**DATA ENTRIES**
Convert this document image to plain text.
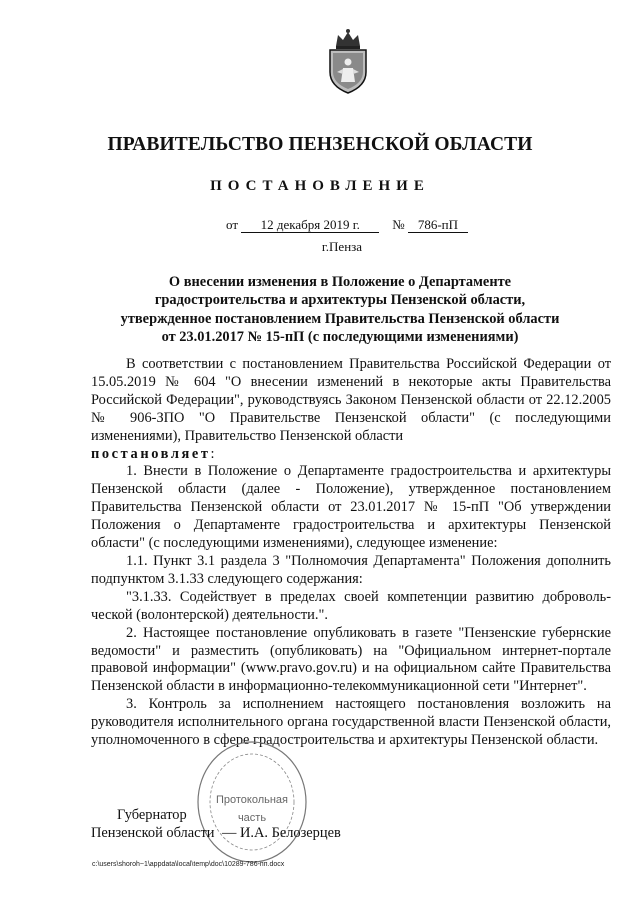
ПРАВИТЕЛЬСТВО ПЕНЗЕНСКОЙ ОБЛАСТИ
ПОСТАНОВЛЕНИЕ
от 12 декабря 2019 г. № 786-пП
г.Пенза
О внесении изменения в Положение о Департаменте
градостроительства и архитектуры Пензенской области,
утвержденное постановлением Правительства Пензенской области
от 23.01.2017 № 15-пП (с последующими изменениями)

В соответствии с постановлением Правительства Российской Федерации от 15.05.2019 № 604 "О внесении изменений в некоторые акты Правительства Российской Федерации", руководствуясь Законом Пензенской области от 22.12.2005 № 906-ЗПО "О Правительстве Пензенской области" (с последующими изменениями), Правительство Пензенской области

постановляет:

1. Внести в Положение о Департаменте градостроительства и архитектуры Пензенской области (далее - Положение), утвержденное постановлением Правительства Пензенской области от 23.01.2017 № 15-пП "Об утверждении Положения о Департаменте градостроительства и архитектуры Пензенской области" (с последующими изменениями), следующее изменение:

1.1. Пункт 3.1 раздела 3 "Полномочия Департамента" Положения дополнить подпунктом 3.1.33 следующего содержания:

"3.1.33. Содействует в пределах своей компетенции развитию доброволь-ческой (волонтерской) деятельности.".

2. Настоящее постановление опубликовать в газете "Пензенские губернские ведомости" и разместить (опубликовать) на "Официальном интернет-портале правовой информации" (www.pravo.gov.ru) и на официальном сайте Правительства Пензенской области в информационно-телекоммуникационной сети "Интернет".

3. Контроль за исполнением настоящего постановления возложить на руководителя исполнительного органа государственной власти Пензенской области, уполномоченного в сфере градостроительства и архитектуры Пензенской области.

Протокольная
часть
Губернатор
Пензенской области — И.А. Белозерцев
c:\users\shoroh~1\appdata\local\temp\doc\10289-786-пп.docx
--
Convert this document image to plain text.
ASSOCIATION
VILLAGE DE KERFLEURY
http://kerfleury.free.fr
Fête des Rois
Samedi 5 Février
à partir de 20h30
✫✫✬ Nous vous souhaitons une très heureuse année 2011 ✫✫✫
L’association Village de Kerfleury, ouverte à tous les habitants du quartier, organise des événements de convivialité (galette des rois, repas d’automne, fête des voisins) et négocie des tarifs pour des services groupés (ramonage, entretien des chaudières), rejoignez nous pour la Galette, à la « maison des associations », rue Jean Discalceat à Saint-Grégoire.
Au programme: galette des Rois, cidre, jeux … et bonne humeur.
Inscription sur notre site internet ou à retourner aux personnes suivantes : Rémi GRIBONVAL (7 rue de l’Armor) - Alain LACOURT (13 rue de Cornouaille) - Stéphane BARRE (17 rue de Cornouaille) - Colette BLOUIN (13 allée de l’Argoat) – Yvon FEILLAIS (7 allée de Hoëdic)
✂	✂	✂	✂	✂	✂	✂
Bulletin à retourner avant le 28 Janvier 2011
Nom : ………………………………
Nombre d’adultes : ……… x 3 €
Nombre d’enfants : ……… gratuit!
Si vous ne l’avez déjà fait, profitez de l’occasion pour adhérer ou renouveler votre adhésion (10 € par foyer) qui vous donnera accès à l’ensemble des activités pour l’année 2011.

**WHAT YOU NEED TO DO**
Find the lines of the material that hold the word "Nombre" and report their count alone.

**THE REPLY**
2